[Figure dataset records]
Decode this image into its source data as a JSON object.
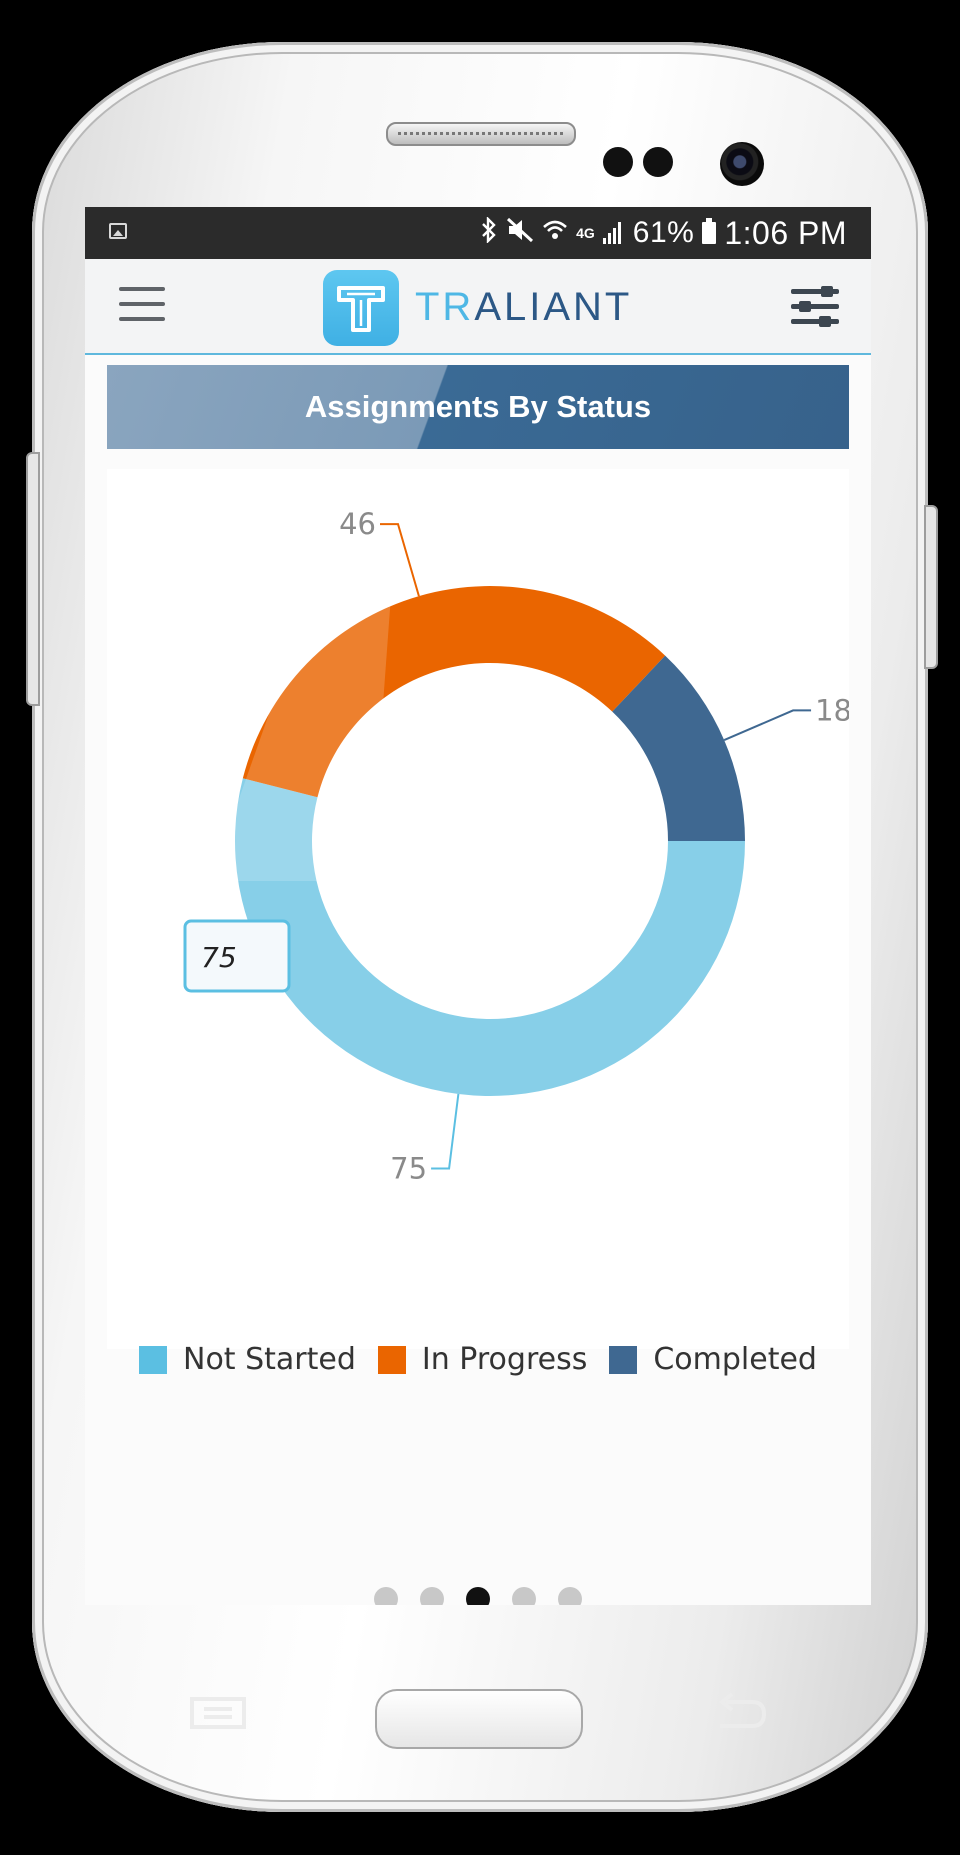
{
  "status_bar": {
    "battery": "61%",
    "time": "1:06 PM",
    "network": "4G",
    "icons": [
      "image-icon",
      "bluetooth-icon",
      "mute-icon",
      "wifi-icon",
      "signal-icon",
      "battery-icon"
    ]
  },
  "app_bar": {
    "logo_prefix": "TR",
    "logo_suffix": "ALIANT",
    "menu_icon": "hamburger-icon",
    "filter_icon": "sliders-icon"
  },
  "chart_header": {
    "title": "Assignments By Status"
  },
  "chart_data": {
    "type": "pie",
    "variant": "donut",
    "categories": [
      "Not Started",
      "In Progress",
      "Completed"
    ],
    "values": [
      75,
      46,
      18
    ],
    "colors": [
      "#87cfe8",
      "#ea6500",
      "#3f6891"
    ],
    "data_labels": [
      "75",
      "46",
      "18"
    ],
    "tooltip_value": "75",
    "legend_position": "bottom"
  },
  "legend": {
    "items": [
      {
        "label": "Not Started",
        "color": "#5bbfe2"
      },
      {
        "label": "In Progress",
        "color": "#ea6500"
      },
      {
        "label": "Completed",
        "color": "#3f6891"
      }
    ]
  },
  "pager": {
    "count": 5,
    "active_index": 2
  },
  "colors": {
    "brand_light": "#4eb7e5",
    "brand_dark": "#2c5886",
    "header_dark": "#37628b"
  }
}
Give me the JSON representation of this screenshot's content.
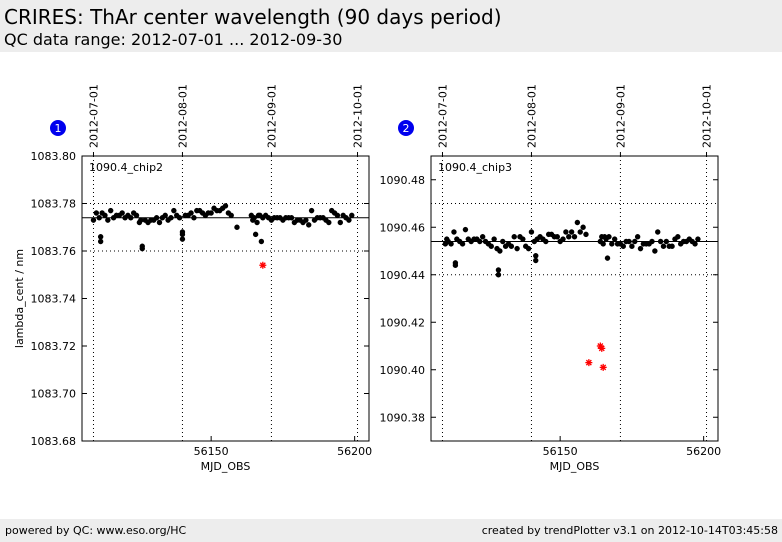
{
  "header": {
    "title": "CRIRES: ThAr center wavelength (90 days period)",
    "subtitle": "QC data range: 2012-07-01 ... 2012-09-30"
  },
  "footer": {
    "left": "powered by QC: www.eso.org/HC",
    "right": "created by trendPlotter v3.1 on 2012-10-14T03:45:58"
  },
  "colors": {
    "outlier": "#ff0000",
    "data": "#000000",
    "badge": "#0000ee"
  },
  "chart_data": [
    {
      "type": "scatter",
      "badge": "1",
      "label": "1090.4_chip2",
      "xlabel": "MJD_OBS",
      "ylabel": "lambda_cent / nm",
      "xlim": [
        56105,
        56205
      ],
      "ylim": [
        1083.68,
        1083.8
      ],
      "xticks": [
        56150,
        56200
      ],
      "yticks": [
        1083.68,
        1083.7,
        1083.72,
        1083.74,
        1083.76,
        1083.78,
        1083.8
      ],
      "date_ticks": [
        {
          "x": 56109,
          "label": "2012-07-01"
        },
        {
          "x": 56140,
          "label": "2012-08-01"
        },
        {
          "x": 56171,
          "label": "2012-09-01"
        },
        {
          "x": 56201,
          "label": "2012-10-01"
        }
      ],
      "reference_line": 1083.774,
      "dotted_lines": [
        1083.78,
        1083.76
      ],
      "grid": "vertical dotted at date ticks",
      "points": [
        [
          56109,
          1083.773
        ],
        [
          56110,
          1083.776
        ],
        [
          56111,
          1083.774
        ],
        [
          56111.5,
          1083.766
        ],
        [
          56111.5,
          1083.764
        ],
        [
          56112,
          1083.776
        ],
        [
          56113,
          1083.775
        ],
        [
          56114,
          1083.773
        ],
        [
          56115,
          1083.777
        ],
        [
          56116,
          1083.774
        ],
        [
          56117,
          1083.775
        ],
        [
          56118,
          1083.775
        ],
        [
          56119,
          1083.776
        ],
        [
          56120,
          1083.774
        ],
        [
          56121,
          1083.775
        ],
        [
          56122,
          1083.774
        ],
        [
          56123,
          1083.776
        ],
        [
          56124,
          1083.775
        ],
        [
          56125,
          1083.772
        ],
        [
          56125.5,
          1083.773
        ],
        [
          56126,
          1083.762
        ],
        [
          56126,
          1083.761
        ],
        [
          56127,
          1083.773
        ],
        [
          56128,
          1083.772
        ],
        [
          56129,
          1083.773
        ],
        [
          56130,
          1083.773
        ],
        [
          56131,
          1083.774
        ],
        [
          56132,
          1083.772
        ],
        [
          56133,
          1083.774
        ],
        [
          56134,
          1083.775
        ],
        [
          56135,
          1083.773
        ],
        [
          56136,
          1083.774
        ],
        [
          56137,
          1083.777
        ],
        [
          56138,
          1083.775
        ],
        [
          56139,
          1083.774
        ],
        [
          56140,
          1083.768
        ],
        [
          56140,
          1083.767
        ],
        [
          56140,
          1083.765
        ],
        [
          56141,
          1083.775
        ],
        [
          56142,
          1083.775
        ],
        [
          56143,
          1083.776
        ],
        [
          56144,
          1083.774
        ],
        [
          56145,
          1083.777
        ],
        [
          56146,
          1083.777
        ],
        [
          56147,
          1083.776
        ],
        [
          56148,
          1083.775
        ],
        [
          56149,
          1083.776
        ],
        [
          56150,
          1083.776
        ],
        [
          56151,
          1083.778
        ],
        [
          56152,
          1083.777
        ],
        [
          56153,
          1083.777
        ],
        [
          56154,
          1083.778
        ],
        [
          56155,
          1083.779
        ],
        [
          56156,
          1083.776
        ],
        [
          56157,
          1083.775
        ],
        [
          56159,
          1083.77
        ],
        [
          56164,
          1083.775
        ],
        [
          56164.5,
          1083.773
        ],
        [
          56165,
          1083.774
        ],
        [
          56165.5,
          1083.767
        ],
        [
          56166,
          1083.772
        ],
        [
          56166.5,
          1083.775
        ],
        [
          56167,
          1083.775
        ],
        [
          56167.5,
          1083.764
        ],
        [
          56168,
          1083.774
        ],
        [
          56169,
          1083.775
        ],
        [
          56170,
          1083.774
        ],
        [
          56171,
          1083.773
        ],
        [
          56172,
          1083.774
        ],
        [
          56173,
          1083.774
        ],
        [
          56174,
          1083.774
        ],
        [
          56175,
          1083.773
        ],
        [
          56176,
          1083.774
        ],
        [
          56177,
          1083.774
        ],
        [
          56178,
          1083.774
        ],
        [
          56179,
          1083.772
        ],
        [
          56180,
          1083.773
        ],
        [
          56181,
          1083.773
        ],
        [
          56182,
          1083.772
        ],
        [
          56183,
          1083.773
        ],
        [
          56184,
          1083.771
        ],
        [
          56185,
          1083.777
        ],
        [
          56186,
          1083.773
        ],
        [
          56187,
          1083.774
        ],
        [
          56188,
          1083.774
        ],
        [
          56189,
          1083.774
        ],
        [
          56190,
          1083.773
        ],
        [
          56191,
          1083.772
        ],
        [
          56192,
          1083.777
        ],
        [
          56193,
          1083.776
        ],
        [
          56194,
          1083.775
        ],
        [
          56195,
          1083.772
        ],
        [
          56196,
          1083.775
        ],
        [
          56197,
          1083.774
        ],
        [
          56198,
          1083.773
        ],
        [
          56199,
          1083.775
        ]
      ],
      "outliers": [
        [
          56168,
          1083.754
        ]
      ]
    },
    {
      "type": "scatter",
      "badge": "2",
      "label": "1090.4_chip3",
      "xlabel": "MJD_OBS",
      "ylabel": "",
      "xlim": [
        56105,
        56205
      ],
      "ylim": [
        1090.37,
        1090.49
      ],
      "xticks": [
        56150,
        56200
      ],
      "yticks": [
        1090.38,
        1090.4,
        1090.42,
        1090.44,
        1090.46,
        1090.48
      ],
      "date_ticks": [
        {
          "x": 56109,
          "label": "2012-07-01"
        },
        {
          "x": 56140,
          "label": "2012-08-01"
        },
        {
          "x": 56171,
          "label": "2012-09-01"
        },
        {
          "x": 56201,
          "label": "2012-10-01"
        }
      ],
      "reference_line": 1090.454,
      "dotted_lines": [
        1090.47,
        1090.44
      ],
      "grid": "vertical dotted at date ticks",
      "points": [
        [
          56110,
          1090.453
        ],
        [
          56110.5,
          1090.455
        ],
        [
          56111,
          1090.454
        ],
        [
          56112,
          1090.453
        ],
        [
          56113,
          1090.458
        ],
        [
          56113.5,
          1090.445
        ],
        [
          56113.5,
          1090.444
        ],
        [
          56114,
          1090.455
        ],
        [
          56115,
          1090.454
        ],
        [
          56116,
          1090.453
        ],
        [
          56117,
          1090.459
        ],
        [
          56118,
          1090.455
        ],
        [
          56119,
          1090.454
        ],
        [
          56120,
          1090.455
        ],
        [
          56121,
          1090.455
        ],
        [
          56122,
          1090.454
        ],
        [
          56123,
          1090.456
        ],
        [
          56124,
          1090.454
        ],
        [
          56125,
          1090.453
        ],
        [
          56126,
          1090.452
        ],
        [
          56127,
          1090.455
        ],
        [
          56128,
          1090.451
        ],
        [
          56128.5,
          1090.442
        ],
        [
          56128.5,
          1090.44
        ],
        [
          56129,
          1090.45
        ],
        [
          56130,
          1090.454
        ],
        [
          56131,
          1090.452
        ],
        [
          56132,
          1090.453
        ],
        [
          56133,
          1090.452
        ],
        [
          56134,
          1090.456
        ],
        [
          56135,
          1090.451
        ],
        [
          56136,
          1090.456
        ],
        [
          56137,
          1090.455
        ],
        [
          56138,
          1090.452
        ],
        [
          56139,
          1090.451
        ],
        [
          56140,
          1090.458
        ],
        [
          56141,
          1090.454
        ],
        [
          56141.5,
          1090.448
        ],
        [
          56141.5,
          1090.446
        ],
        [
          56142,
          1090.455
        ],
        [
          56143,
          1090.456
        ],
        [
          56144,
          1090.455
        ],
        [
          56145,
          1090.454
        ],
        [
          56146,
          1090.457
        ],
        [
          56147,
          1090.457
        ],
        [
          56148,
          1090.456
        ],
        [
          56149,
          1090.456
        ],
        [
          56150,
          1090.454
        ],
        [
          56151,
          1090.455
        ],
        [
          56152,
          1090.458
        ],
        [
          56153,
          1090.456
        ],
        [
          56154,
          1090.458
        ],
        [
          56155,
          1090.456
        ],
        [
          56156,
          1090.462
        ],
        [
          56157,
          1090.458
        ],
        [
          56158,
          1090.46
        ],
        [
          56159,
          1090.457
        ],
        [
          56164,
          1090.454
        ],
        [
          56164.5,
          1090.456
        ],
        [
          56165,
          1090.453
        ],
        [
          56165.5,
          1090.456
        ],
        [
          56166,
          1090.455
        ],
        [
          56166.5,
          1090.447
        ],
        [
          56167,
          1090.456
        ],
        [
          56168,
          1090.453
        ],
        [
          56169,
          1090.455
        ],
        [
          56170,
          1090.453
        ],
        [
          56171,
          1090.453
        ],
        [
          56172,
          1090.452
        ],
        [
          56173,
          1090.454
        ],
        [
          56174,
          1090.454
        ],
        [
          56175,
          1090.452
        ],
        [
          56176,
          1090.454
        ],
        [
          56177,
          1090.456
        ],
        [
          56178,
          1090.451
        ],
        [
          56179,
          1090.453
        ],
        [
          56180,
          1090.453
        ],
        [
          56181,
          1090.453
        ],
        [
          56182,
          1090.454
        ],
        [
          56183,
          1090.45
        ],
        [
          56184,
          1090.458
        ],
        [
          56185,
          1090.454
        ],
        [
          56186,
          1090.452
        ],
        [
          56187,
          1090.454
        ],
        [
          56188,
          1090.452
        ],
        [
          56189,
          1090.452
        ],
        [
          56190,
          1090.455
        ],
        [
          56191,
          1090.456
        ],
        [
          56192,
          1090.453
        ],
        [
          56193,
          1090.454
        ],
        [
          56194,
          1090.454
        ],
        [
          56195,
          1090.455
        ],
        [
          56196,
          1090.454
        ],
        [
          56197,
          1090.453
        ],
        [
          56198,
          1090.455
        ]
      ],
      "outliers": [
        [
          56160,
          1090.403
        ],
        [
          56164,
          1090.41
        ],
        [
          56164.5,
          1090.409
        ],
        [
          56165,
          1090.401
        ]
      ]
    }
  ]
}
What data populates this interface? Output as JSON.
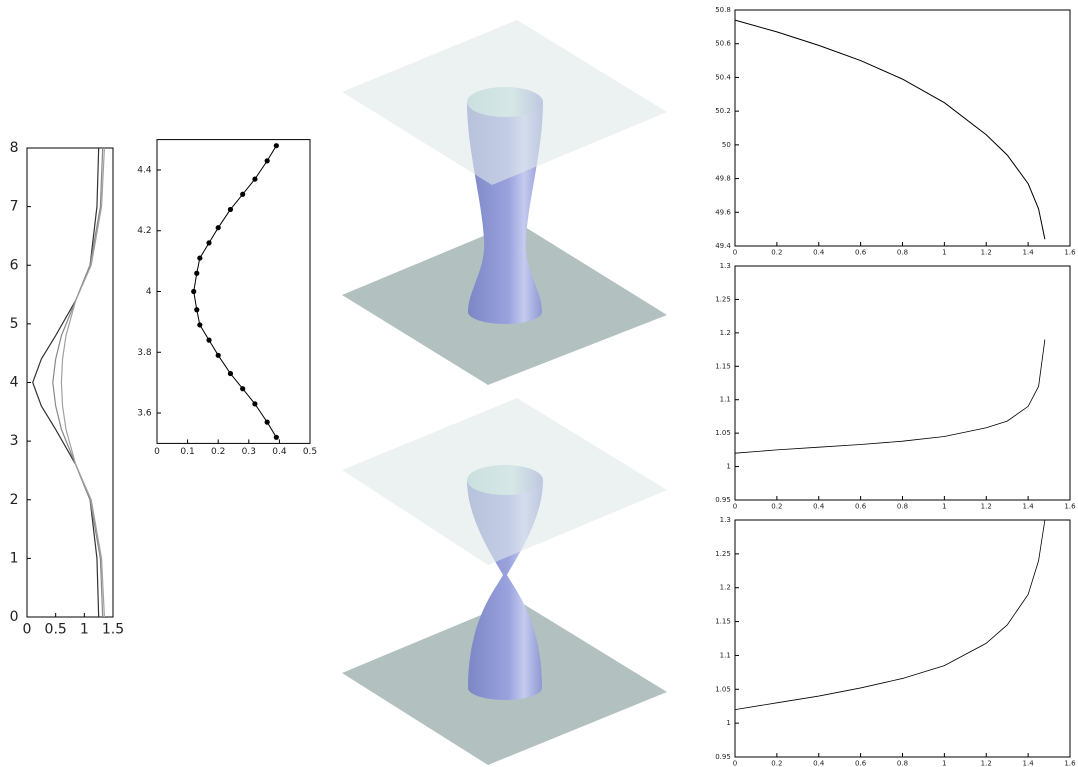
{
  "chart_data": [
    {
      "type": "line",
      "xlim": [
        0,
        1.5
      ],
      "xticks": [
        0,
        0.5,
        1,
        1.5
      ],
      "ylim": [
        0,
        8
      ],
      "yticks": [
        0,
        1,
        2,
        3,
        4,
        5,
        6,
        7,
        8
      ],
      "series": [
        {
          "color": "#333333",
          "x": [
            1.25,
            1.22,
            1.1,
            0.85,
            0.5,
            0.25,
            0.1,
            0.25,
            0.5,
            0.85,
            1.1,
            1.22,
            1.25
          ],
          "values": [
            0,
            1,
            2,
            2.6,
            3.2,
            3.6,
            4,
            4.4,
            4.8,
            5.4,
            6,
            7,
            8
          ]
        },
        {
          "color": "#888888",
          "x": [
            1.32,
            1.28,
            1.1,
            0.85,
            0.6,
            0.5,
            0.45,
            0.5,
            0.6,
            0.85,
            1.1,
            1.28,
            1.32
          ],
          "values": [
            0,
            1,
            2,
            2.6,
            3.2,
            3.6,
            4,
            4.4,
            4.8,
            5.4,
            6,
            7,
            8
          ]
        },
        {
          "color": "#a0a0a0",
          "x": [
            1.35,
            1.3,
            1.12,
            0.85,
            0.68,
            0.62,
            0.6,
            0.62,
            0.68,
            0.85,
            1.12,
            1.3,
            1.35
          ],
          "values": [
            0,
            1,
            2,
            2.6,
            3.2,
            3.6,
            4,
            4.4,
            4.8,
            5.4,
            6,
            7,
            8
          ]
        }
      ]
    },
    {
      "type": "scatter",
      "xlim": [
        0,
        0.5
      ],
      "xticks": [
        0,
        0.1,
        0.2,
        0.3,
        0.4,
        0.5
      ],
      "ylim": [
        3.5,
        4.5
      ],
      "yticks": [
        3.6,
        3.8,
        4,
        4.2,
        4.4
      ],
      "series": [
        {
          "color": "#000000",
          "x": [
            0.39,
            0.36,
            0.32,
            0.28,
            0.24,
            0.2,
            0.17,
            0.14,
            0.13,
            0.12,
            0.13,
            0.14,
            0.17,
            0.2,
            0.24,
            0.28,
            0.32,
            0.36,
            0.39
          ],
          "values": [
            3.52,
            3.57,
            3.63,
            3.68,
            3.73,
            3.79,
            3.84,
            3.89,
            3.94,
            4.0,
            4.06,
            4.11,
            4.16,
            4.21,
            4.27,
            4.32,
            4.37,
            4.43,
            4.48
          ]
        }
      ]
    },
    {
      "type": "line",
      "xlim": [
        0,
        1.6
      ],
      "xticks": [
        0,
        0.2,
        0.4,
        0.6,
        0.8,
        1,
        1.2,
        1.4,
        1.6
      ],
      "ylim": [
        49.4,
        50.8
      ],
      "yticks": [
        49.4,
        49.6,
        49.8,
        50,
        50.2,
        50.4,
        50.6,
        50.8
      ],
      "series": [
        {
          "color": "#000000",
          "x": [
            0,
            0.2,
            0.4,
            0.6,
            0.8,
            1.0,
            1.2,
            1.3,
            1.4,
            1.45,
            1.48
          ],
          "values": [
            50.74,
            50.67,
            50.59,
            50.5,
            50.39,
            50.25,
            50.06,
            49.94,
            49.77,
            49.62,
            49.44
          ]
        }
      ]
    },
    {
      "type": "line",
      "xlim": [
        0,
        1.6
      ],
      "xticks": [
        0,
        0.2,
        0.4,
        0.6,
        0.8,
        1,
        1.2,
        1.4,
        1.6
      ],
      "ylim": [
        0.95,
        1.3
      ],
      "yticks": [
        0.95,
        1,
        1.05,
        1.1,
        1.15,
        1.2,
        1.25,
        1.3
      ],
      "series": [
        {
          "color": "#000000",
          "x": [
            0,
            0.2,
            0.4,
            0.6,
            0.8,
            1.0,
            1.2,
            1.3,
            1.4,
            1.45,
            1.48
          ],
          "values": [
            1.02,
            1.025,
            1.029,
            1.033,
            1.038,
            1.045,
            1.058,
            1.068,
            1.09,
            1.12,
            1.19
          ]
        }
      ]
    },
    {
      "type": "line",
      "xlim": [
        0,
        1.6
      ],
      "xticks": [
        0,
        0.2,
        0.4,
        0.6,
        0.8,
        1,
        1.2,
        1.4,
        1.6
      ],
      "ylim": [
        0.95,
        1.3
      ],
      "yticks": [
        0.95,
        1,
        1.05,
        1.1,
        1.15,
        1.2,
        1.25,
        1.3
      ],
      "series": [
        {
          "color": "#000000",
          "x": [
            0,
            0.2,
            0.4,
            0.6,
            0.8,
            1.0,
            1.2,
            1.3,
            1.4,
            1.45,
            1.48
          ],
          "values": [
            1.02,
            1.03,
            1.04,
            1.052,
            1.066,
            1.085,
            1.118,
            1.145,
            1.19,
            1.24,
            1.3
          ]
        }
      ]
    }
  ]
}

**Task to carry out**
Look over the listing above. Pick out and copy every line that includes "JSON".

**The output**
Decode this image into its source data as a JSON object.
Give me the JSON representation of this screenshot's content.
What data populates this interface? Output as JSON.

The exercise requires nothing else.